Entries with figure data:
"""

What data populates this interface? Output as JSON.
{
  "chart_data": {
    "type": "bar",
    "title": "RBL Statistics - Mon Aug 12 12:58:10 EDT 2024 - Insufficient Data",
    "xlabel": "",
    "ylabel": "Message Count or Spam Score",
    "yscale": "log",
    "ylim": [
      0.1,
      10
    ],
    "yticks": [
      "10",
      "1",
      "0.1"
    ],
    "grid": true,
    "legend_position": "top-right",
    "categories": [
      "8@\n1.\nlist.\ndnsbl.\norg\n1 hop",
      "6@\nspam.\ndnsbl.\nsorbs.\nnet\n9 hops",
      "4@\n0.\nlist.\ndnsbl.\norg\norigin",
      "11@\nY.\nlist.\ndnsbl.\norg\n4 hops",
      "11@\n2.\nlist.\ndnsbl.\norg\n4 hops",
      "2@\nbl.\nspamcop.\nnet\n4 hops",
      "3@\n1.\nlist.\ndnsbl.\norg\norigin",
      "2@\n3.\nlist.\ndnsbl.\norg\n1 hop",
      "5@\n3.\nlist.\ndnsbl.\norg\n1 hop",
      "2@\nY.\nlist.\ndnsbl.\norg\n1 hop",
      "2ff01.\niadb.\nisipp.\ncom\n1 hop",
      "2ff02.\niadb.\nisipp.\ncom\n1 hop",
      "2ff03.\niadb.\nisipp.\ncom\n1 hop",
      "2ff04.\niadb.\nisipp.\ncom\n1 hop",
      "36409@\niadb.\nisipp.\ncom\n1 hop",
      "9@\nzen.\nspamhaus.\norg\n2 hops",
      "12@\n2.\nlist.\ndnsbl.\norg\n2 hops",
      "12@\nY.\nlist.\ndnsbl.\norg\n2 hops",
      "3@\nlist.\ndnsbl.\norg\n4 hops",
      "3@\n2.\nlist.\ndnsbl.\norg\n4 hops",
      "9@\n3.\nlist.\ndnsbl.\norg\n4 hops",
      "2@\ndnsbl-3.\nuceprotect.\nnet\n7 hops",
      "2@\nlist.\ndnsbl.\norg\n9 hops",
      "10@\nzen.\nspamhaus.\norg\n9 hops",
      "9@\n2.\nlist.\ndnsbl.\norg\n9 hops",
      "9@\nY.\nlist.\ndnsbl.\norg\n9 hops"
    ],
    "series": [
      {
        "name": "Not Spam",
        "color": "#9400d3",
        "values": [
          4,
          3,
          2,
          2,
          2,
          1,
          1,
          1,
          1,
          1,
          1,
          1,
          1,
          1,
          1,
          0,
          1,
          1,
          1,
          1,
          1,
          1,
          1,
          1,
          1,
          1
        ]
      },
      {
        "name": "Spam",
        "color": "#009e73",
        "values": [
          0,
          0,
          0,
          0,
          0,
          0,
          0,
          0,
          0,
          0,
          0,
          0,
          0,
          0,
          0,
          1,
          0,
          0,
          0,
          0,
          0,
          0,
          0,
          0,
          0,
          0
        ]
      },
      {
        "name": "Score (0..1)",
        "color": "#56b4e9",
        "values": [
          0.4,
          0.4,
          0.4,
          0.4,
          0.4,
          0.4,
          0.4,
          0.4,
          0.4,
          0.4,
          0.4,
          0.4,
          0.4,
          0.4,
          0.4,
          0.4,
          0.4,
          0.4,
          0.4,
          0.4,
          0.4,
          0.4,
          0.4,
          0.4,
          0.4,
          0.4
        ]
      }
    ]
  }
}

"""

#### PROBLEM REQUIREMENTS:
Send back all of the entries exactly, with nothing missing.

#### FULL RESPONSE:
What data populates this interface? Output as JSON.
{
  "chart_data": {
    "type": "bar",
    "title": "RBL Statistics - Mon Aug 12 12:58:10 EDT 2024 - Insufficient Data",
    "xlabel": "",
    "ylabel": "Message Count or Spam Score",
    "yscale": "log",
    "ylim": [
      0.1,
      10
    ],
    "yticks": [
      "10",
      "1",
      "0.1"
    ],
    "grid": true,
    "legend_position": "top-right",
    "categories": [
      "8@\n1.\nlist.\ndnsbl.\norg\n1 hop",
      "6@\nspam.\ndnsbl.\nsorbs.\nnet\n9 hops",
      "4@\n0.\nlist.\ndnsbl.\norg\norigin",
      "11@\nY.\nlist.\ndnsbl.\norg\n4 hops",
      "11@\n2.\nlist.\ndnsbl.\norg\n4 hops",
      "2@\nbl.\nspamcop.\nnet\n4 hops",
      "3@\n1.\nlist.\ndnsbl.\norg\norigin",
      "2@\n3.\nlist.\ndnsbl.\norg\n1 hop",
      "5@\n3.\nlist.\ndnsbl.\norg\n1 hop",
      "2@\nY.\nlist.\ndnsbl.\norg\n1 hop",
      "2ff01.\niadb.\nisipp.\ncom\n1 hop",
      "2ff02.\niadb.\nisipp.\ncom\n1 hop",
      "2ff03.\niadb.\nisipp.\ncom\n1 hop",
      "2ff04.\niadb.\nisipp.\ncom\n1 hop",
      "36409@\niadb.\nisipp.\ncom\n1 hop",
      "9@\nzen.\nspamhaus.\norg\n2 hops",
      "12@\n2.\nlist.\ndnsbl.\norg\n2 hops",
      "12@\nY.\nlist.\ndnsbl.\norg\n2 hops",
      "3@\nlist.\ndnsbl.\norg\n4 hops",
      "3@\n2.\nlist.\ndnsbl.\norg\n4 hops",
      "9@\n3.\nlist.\ndnsbl.\norg\n4 hops",
      "2@\ndnsbl-3.\nuceprotect.\nnet\n7 hops",
      "2@\nlist.\ndnsbl.\norg\n9 hops",
      "10@\nzen.\nspamhaus.\norg\n9 hops",
      "9@\n2.\nlist.\ndnsbl.\norg\n9 hops",
      "9@\nY.\nlist.\ndnsbl.\norg\n9 hops"
    ],
    "series": [
      {
        "name": "Not Spam",
        "color": "#9400d3",
        "values": [
          4,
          3,
          2,
          2,
          2,
          1,
          1,
          1,
          1,
          1,
          1,
          1,
          1,
          1,
          1,
          0,
          1,
          1,
          1,
          1,
          1,
          1,
          1,
          1,
          1,
          1
        ]
      },
      {
        "name": "Spam",
        "color": "#009e73",
        "values": [
          0,
          0,
          0,
          0,
          0,
          0,
          0,
          0,
          0,
          0,
          0,
          0,
          0,
          0,
          0,
          1,
          0,
          0,
          0,
          0,
          0,
          0,
          0,
          0,
          0,
          0
        ]
      },
      {
        "name": "Score (0..1)",
        "color": "#56b4e9",
        "values": [
          0.4,
          0.4,
          0.4,
          0.4,
          0.4,
          0.4,
          0.4,
          0.4,
          0.4,
          0.4,
          0.4,
          0.4,
          0.4,
          0.4,
          0.4,
          0.4,
          0.4,
          0.4,
          0.4,
          0.4,
          0.4,
          0.4,
          0.4,
          0.4,
          0.4,
          0.4
        ]
      }
    ]
  }
}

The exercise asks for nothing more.